▸ Instruction: Work out how many lines of the material below mention the word "учреждениями"; reply with the number only.

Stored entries
============

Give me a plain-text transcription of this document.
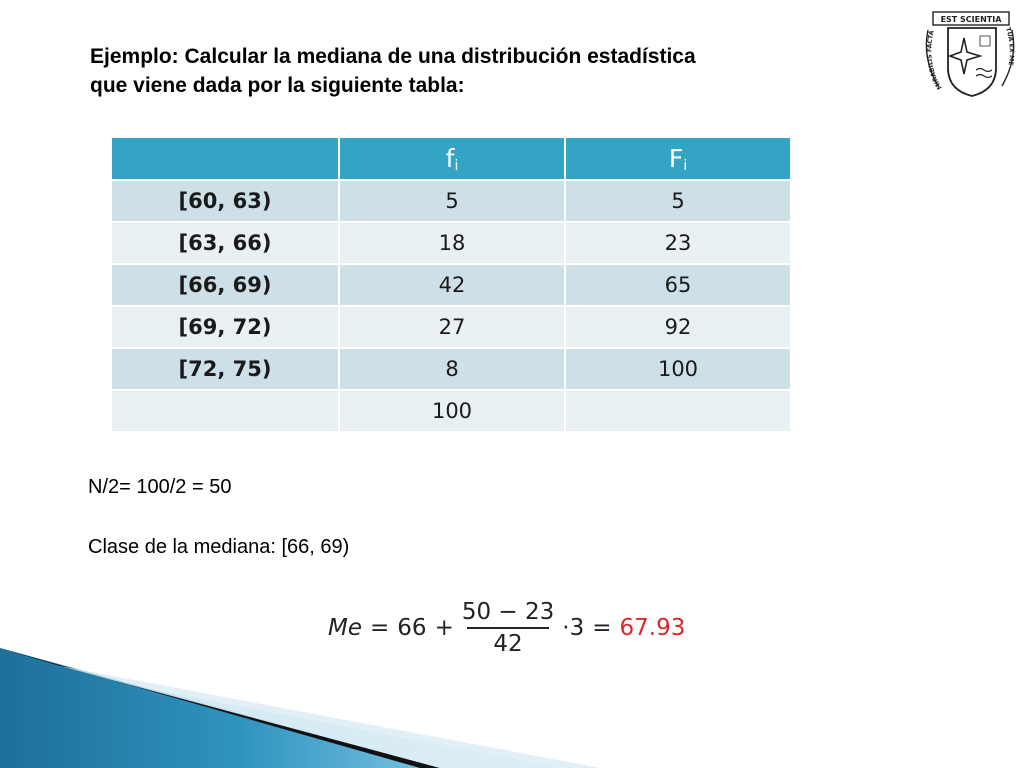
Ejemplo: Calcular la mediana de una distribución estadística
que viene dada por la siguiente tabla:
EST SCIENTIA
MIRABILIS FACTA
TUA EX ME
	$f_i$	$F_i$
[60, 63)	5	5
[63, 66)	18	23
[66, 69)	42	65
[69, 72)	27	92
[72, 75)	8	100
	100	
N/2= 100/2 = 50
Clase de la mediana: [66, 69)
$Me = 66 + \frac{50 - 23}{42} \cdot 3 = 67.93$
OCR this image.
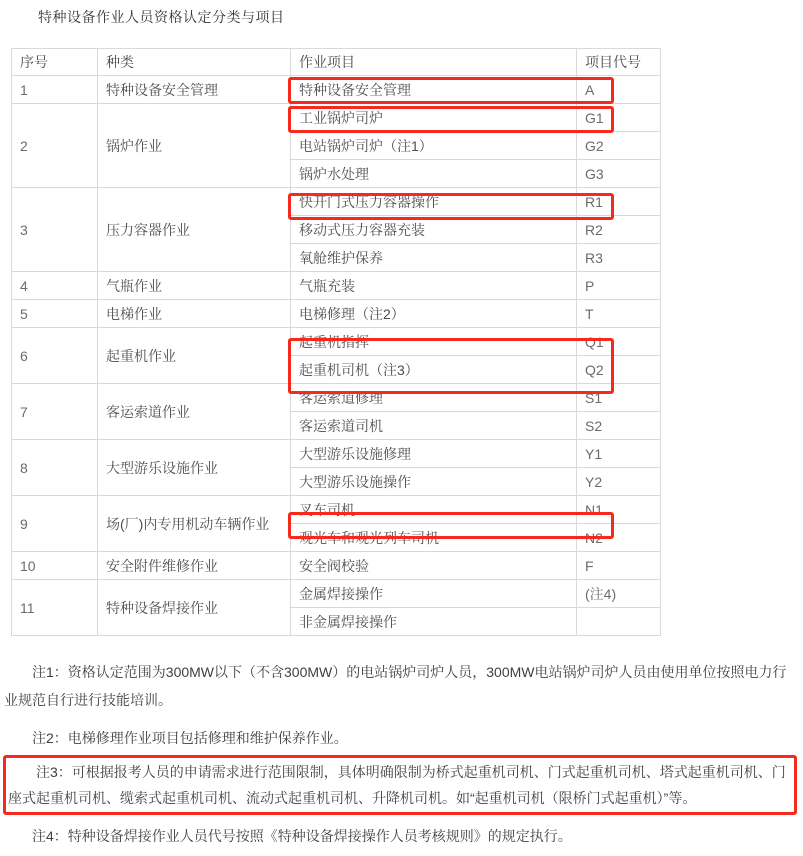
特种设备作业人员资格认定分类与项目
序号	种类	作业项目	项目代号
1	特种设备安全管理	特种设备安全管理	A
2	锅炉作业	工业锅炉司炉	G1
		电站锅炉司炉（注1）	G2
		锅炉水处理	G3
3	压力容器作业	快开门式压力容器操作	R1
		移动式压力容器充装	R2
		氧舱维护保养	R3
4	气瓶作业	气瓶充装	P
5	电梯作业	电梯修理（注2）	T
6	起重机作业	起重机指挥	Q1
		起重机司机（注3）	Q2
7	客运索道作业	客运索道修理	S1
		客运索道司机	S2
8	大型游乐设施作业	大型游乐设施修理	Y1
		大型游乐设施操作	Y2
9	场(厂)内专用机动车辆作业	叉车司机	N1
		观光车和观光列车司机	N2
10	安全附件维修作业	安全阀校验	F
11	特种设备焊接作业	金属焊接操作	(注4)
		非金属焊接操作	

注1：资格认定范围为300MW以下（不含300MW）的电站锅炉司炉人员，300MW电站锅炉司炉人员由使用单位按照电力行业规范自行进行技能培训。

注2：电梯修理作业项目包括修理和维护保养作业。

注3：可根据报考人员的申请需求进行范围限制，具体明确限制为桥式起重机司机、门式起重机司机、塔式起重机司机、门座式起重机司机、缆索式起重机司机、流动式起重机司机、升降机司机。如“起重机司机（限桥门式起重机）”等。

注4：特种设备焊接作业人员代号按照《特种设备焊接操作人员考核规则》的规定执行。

============

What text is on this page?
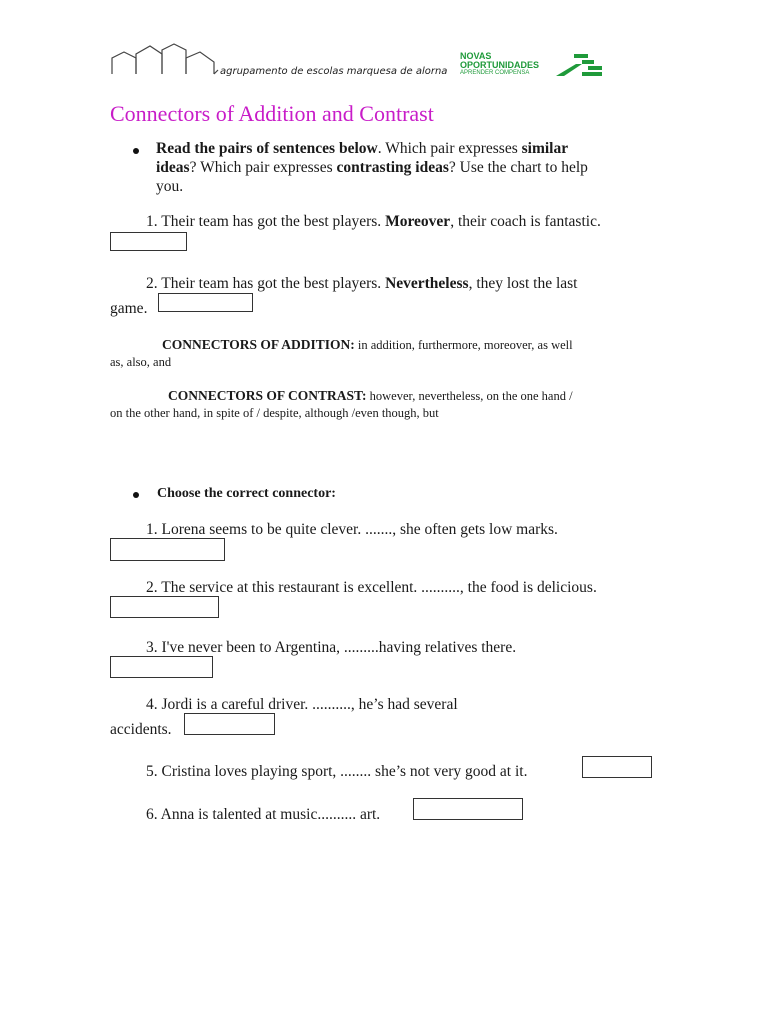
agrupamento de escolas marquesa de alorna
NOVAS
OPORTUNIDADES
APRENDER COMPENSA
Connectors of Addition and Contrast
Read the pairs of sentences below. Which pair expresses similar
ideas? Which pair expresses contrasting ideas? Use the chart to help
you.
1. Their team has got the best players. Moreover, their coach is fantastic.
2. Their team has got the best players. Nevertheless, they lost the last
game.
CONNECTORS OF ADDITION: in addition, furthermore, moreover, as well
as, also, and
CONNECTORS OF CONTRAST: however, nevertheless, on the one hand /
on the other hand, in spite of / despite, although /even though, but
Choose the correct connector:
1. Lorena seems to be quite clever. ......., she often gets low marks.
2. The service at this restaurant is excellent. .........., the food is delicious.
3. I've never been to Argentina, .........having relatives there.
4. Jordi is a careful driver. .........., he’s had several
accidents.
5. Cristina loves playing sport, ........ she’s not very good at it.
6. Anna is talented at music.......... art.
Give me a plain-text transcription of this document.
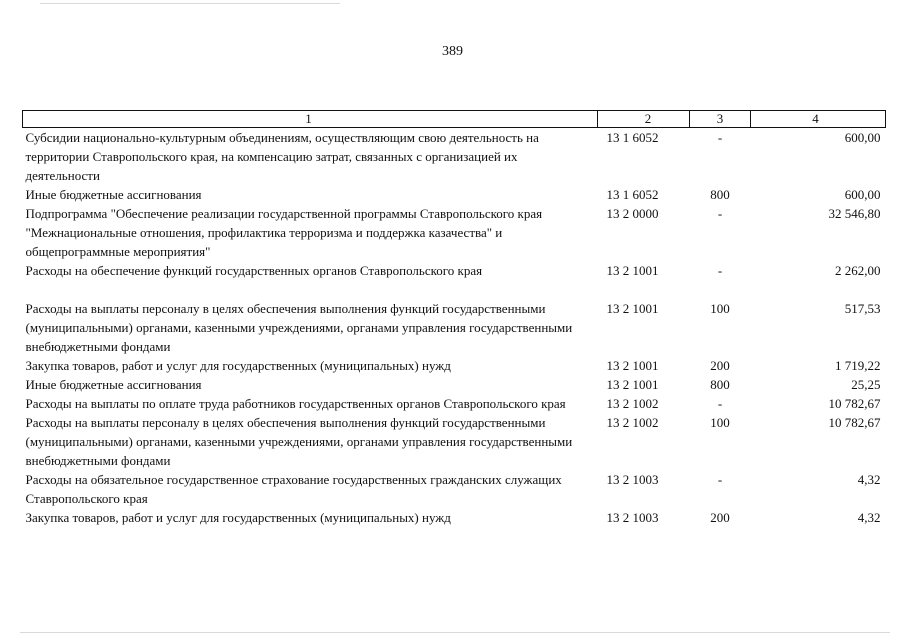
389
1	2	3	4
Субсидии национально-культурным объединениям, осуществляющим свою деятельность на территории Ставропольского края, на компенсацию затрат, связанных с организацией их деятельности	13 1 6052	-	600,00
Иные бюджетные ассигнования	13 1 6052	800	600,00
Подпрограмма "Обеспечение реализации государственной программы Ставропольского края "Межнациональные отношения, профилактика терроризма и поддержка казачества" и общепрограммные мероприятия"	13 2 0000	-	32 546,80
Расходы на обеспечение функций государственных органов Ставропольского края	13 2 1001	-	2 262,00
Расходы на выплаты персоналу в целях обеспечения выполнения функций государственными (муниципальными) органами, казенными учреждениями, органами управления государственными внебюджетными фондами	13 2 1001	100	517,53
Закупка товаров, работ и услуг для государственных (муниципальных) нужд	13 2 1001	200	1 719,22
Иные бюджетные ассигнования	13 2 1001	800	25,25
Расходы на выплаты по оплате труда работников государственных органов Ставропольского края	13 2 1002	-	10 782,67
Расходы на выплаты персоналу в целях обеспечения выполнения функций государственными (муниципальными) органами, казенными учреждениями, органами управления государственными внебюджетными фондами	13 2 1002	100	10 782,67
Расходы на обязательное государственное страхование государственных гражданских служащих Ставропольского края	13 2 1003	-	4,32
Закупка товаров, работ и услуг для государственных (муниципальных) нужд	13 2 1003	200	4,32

============

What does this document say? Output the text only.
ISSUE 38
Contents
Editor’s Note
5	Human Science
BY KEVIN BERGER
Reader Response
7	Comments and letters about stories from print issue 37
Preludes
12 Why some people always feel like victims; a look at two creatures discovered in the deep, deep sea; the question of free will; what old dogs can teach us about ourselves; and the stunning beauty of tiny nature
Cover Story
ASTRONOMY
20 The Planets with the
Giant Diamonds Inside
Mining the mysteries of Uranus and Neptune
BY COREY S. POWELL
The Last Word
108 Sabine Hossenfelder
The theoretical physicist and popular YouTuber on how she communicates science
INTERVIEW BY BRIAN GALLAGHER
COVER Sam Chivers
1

============

▸ Correct answer: 2